# Requirement:
Each record below should be repeated precisely as written.

■ ■ ■ ■ ■

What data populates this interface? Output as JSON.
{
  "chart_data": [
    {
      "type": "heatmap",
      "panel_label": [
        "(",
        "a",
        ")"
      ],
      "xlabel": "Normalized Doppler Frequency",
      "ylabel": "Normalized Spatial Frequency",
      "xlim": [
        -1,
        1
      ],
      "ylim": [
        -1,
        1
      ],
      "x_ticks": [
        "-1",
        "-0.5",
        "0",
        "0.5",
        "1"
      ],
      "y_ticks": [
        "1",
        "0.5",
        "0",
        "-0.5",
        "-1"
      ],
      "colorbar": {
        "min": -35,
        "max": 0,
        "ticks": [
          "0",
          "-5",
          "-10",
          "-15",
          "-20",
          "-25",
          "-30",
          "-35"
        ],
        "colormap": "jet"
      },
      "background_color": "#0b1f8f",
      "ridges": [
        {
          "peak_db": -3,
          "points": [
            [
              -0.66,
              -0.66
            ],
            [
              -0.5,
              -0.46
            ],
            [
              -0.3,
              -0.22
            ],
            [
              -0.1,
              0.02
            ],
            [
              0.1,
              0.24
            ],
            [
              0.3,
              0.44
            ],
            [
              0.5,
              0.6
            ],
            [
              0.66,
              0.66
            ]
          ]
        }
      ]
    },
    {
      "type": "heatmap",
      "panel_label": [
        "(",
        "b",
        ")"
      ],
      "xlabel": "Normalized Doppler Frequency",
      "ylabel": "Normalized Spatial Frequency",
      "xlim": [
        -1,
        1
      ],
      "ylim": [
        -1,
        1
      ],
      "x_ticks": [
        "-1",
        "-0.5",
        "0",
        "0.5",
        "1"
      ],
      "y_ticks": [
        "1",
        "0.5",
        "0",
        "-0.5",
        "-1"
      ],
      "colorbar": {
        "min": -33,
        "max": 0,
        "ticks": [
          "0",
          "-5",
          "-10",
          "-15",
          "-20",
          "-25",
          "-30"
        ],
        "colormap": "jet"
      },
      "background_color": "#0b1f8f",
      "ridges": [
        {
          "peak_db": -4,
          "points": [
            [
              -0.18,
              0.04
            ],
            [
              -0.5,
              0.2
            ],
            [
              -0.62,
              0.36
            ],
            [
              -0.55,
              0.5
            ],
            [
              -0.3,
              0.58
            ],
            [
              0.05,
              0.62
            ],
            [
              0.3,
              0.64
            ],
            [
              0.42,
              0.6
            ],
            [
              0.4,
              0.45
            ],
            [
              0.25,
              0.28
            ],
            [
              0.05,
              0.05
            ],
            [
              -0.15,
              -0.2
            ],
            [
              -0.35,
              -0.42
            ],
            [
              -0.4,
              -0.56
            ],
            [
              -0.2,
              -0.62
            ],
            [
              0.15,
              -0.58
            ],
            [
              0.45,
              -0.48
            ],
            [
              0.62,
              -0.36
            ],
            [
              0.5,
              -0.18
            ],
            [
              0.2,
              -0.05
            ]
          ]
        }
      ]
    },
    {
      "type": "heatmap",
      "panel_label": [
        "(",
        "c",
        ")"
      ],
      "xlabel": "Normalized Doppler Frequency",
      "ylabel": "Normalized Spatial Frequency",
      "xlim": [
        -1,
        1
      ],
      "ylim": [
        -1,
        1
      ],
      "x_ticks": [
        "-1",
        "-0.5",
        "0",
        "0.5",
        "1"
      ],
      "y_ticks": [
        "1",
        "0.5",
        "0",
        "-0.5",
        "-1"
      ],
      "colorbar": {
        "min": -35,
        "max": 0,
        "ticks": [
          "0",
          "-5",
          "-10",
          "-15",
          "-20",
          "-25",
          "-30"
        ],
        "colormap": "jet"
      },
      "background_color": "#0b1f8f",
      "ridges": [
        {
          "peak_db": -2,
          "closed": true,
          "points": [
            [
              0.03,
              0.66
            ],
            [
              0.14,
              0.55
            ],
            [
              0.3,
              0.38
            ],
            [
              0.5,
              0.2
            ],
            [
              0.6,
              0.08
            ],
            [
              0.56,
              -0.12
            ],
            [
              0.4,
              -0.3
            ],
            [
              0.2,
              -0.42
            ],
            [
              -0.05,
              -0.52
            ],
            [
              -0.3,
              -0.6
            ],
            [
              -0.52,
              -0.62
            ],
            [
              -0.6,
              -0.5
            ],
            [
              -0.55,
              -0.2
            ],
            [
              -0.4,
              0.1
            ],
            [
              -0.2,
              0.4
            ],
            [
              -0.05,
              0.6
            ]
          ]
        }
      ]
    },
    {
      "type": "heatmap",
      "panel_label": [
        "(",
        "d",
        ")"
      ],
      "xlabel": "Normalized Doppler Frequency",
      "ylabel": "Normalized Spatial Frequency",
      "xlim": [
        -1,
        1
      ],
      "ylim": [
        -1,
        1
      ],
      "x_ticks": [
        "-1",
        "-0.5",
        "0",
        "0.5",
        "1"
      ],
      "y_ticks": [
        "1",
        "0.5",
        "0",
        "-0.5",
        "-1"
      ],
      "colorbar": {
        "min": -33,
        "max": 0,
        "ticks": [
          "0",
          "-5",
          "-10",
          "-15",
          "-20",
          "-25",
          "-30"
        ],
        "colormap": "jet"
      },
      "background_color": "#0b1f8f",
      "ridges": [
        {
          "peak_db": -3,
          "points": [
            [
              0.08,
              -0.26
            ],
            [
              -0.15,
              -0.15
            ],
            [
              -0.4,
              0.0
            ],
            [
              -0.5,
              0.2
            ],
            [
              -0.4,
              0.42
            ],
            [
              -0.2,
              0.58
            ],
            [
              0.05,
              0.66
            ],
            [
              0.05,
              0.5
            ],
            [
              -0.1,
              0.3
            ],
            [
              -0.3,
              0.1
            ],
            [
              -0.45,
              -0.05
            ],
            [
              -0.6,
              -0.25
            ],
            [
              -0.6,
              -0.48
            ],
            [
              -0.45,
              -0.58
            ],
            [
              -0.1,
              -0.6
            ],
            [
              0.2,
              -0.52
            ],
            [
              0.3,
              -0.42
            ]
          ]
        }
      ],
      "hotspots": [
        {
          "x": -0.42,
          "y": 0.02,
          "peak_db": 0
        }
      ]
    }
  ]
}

■ ■ ■ ■ ■

# Reply:
What data populates this interface? Output as JSON.
{
  "chart_data": [
    {
      "type": "heatmap",
      "panel_label": [
        "(",
        "a",
        ")"
      ],
      "xlabel": "Normalized Doppler Frequency",
      "ylabel": "Normalized Spatial Frequency",
      "xlim": [
        -1,
        1
      ],
      "ylim": [
        -1,
        1
      ],
      "x_ticks": [
        "-1",
        "-0.5",
        "0",
        "0.5",
        "1"
      ],
      "y_ticks": [
        "1",
        "0.5",
        "0",
        "-0.5",
        "-1"
      ],
      "colorbar": {
        "min": -35,
        "max": 0,
        "ticks": [
          "0",
          "-5",
          "-10",
          "-15",
          "-20",
          "-25",
          "-30",
          "-35"
        ],
        "colormap": "jet"
      },
      "background_color": "#0b1f8f",
      "ridges": [
        {
          "peak_db": -3,
          "points": [
            [
              -0.66,
              -0.66
            ],
            [
              -0.5,
              -0.46
            ],
            [
              -0.3,
              -0.22
            ],
            [
              -0.1,
              0.02
            ],
            [
              0.1,
              0.24
            ],
            [
              0.3,
              0.44
            ],
            [
              0.5,
              0.6
            ],
            [
              0.66,
              0.66
            ]
          ]
        }
      ]
    },
    {
      "type": "heatmap",
      "panel_label": [
        "(",
        "b",
        ")"
      ],
      "xlabel": "Normalized Doppler Frequency",
      "ylabel": "Normalized Spatial Frequency",
      "xlim": [
        -1,
        1
      ],
      "ylim": [
        -1,
        1
      ],
      "x_ticks": [
        "-1",
        "-0.5",
        "0",
        "0.5",
        "1"
      ],
      "y_ticks": [
        "1",
        "0.5",
        "0",
        "-0.5",
        "-1"
      ],
      "colorbar": {
        "min": -33,
        "max": 0,
        "ticks": [
          "0",
          "-5",
          "-10",
          "-15",
          "-20",
          "-25",
          "-30"
        ],
        "colormap": "jet"
      },
      "background_color": "#0b1f8f",
      "ridges": [
        {
          "peak_db": -4,
          "points": [
            [
              -0.18,
              0.04
            ],
            [
              -0.5,
              0.2
            ],
            [
              -0.62,
              0.36
            ],
            [
              -0.55,
              0.5
            ],
            [
              -0.3,
              0.58
            ],
            [
              0.05,
              0.62
            ],
            [
              0.3,
              0.64
            ],
            [
              0.42,
              0.6
            ],
            [
              0.4,
              0.45
            ],
            [
              0.25,
              0.28
            ],
            [
              0.05,
              0.05
            ],
            [
              -0.15,
              -0.2
            ],
            [
              -0.35,
              -0.42
            ],
            [
              -0.4,
              -0.56
            ],
            [
              -0.2,
              -0.62
            ],
            [
              0.15,
              -0.58
            ],
            [
              0.45,
              -0.48
            ],
            [
              0.62,
              -0.36
            ],
            [
              0.5,
              -0.18
            ],
            [
              0.2,
              -0.05
            ]
          ]
        }
      ]
    },
    {
      "type": "heatmap",
      "panel_label": [
        "(",
        "c",
        ")"
      ],
      "xlabel": "Normalized Doppler Frequency",
      "ylabel": "Normalized Spatial Frequency",
      "xlim": [
        -1,
        1
      ],
      "ylim": [
        -1,
        1
      ],
      "x_ticks": [
        "-1",
        "-0.5",
        "0",
        "0.5",
        "1"
      ],
      "y_ticks": [
        "1",
        "0.5",
        "0",
        "-0.5",
        "-1"
      ],
      "colorbar": {
        "min": -35,
        "max": 0,
        "ticks": [
          "0",
          "-5",
          "-10",
          "-15",
          "-20",
          "-25",
          "-30"
        ],
        "colormap": "jet"
      },
      "background_color": "#0b1f8f",
      "ridges": [
        {
          "peak_db": -2,
          "closed": true,
          "points": [
            [
              0.03,
              0.66
            ],
            [
              0.14,
              0.55
            ],
            [
              0.3,
              0.38
            ],
            [
              0.5,
              0.2
            ],
            [
              0.6,
              0.08
            ],
            [
              0.56,
              -0.12
            ],
            [
              0.4,
              -0.3
            ],
            [
              0.2,
              -0.42
            ],
            [
              -0.05,
              -0.52
            ],
            [
              -0.3,
              -0.6
            ],
            [
              -0.52,
              -0.62
            ],
            [
              -0.6,
              -0.5
            ],
            [
              -0.55,
              -0.2
            ],
            [
              -0.4,
              0.1
            ],
            [
              -0.2,
              0.4
            ],
            [
              -0.05,
              0.6
            ]
          ]
        }
      ]
    },
    {
      "type": "heatmap",
      "panel_label": [
        "(",
        "d",
        ")"
      ],
      "xlabel": "Normalized Doppler Frequency",
      "ylabel": "Normalized Spatial Frequency",
      "xlim": [
        -1,
        1
      ],
      "ylim": [
        -1,
        1
      ],
      "x_ticks": [
        "-1",
        "-0.5",
        "0",
        "0.5",
        "1"
      ],
      "y_ticks": [
        "1",
        "0.5",
        "0",
        "-0.5",
        "-1"
      ],
      "colorbar": {
        "min": -33,
        "max": 0,
        "ticks": [
          "0",
          "-5",
          "-10",
          "-15",
          "-20",
          "-25",
          "-30"
        ],
        "colormap": "jet"
      },
      "background_color": "#0b1f8f",
      "ridges": [
        {
          "peak_db": -3,
          "points": [
            [
              0.08,
              -0.26
            ],
            [
              -0.15,
              -0.15
            ],
            [
              -0.4,
              0.0
            ],
            [
              -0.5,
              0.2
            ],
            [
              -0.4,
              0.42
            ],
            [
              -0.2,
              0.58
            ],
            [
              0.05,
              0.66
            ],
            [
              0.05,
              0.5
            ],
            [
              -0.1,
              0.3
            ],
            [
              -0.3,
              0.1
            ],
            [
              -0.45,
              -0.05
            ],
            [
              -0.6,
              -0.25
            ],
            [
              -0.6,
              -0.48
            ],
            [
              -0.45,
              -0.58
            ],
            [
              -0.1,
              -0.6
            ],
            [
              0.2,
              -0.52
            ],
            [
              0.3,
              -0.42
            ]
          ]
        }
      ],
      "hotspots": [
        {
          "x": -0.42,
          "y": 0.02,
          "peak_db": 0
        }
      ]
    }
  ]
}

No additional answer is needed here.